begin
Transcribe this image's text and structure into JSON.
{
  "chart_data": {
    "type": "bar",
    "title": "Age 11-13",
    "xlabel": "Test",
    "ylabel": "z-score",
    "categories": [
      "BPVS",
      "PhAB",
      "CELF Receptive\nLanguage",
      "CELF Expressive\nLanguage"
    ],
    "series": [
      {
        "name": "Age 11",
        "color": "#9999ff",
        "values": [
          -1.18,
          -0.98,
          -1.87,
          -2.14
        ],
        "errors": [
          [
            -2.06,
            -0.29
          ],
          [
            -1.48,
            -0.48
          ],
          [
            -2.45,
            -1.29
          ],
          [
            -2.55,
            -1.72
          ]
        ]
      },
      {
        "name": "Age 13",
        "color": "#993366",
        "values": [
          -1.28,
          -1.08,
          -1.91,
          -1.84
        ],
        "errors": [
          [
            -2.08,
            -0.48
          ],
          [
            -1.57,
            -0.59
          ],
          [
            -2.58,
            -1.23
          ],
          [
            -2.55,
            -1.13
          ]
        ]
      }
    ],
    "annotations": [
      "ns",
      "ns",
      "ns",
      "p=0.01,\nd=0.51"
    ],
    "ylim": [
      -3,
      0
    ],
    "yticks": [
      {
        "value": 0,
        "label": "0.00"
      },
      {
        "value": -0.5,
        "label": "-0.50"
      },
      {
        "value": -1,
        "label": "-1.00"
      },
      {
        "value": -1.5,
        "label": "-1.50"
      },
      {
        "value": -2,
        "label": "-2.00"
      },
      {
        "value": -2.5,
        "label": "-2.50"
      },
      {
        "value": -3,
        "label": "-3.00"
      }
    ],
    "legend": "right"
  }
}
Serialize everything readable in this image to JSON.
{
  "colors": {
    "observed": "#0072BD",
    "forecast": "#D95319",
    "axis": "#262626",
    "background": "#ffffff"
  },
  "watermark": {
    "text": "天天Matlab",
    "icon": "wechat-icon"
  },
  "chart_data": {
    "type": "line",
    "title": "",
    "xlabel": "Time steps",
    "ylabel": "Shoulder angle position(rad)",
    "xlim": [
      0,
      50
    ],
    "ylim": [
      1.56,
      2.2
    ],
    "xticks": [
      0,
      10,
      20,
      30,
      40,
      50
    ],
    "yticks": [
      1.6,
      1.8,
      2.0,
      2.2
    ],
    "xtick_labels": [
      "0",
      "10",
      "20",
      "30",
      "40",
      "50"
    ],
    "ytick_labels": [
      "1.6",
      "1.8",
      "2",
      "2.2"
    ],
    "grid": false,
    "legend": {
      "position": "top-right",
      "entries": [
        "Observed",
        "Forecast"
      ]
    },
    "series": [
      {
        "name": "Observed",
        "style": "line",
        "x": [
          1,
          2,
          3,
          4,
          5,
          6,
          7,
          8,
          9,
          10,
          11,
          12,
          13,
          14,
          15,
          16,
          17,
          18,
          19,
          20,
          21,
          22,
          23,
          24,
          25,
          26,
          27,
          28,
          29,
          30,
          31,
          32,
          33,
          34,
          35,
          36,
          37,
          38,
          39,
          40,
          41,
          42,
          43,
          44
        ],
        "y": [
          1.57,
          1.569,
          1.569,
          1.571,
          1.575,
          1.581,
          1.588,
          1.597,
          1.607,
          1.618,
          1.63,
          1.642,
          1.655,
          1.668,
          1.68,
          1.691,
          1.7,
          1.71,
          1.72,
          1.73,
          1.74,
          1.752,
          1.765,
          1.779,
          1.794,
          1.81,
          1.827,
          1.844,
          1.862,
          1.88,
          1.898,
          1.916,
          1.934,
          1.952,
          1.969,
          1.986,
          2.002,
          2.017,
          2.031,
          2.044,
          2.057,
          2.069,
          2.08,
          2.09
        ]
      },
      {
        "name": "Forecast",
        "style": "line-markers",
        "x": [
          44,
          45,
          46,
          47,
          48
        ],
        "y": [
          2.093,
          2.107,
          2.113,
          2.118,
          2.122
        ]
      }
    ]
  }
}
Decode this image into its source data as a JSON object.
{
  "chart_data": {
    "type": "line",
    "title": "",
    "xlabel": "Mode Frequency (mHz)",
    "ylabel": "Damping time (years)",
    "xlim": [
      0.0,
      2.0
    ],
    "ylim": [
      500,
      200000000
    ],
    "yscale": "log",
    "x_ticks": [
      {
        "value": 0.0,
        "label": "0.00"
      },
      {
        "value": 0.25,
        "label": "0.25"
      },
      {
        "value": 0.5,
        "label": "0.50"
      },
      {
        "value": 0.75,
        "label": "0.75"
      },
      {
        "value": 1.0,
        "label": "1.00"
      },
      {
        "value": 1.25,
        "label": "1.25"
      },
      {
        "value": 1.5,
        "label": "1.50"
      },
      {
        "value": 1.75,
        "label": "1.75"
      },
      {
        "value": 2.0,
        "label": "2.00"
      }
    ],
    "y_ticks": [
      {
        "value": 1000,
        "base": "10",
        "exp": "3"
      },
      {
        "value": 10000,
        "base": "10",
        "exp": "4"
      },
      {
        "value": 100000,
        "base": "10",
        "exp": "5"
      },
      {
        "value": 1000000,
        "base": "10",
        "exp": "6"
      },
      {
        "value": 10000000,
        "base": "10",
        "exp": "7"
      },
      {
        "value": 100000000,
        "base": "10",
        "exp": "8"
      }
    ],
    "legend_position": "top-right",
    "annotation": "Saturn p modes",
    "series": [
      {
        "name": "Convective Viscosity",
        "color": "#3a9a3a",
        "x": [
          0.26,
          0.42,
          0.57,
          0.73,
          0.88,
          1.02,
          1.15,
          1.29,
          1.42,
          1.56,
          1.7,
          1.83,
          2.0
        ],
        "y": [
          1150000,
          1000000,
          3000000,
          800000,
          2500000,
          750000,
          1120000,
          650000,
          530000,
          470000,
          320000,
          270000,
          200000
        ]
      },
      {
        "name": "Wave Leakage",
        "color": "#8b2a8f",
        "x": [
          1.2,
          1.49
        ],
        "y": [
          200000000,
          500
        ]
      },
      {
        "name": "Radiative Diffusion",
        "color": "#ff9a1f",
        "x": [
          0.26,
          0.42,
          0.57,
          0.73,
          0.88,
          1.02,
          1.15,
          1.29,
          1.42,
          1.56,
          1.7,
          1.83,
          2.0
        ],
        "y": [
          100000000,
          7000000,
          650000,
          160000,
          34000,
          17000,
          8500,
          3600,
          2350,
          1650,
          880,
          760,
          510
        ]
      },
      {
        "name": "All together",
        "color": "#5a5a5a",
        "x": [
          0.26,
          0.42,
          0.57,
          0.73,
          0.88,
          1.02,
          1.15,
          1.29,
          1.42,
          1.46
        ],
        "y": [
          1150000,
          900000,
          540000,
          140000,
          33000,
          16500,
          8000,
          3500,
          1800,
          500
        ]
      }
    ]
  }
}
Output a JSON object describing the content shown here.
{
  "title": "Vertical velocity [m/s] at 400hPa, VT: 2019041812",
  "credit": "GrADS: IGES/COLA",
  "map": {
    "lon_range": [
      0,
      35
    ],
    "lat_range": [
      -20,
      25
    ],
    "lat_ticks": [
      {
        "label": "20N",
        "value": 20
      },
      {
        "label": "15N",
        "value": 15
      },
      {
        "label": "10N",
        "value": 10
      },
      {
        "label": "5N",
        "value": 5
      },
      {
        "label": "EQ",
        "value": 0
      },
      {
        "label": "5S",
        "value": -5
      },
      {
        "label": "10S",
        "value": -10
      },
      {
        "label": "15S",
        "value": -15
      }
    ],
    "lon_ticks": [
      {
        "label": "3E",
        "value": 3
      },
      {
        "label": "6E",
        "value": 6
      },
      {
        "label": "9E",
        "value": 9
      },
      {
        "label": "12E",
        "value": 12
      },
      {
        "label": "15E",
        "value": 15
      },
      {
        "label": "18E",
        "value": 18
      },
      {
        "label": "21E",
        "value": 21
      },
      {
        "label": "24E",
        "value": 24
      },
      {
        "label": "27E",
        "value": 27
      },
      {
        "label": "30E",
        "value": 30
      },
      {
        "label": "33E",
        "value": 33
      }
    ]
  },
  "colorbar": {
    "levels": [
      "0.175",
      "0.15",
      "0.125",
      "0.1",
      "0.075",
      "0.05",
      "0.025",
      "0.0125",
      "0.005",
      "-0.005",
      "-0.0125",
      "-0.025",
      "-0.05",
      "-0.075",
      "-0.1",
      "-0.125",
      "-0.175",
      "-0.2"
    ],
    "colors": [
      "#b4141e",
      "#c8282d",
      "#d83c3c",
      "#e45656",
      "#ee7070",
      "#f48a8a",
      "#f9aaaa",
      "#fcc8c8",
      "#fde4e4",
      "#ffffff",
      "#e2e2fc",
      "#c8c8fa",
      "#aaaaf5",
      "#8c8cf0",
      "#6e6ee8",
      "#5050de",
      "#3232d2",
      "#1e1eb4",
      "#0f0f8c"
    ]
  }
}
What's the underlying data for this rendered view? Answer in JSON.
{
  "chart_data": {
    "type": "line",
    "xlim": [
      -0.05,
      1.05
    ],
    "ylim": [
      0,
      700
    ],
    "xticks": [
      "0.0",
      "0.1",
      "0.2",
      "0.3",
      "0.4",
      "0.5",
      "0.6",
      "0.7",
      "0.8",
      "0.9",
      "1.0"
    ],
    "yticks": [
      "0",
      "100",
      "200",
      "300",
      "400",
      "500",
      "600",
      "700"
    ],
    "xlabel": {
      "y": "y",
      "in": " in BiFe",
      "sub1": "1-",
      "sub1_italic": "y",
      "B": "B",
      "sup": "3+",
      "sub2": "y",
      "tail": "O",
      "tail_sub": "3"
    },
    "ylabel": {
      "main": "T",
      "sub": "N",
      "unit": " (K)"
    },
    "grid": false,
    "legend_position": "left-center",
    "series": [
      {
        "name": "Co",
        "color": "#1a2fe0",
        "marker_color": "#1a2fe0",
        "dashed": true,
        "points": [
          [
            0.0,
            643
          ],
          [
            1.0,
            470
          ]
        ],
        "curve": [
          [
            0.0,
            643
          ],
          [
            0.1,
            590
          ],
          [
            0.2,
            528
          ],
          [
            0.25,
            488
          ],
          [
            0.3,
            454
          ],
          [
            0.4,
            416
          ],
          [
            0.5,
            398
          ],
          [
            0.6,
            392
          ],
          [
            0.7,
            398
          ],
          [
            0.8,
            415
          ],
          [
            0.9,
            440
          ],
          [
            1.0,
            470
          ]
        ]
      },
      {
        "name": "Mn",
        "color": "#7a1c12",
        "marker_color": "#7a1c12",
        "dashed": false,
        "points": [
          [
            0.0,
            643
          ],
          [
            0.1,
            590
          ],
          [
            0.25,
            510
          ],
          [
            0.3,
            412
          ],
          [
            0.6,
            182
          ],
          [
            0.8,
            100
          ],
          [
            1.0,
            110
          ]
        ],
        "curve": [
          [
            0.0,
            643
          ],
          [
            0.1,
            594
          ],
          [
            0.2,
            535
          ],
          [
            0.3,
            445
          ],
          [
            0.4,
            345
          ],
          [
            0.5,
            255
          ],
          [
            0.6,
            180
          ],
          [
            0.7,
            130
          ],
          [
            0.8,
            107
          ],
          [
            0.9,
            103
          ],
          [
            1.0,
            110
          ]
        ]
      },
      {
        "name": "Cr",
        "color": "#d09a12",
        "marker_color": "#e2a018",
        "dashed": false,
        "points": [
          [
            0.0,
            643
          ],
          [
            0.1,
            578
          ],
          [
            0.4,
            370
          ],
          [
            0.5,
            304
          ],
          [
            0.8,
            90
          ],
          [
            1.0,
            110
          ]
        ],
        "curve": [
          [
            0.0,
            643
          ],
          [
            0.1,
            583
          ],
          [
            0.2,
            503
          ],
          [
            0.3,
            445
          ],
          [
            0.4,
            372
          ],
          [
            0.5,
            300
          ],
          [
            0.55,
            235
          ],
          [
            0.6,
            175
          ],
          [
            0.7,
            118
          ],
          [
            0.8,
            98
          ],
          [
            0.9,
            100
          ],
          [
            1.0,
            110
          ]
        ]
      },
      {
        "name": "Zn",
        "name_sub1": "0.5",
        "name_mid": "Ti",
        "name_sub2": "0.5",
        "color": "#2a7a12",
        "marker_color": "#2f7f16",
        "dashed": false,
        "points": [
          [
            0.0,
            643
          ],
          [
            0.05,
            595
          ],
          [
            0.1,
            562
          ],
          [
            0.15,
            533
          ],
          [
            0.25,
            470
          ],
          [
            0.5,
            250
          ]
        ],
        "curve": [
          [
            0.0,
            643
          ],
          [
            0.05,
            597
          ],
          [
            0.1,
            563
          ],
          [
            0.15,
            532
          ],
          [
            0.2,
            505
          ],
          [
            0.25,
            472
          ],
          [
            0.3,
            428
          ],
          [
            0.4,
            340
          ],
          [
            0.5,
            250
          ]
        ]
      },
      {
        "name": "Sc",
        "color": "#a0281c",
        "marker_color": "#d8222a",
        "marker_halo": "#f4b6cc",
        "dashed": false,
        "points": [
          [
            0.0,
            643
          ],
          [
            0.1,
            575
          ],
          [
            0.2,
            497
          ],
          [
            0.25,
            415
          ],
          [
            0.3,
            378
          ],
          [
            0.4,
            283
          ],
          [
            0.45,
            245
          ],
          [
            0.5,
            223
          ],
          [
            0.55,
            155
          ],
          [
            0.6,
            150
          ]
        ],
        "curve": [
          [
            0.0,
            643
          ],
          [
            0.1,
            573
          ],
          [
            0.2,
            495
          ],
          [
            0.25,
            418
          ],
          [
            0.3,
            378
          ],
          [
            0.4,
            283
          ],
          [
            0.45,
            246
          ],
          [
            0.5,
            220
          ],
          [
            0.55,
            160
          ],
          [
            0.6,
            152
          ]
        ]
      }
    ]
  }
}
end
» Exercise: State the count of lines in the data holding the word "CELF", adding nothing to it.

» Output for this exercise: 2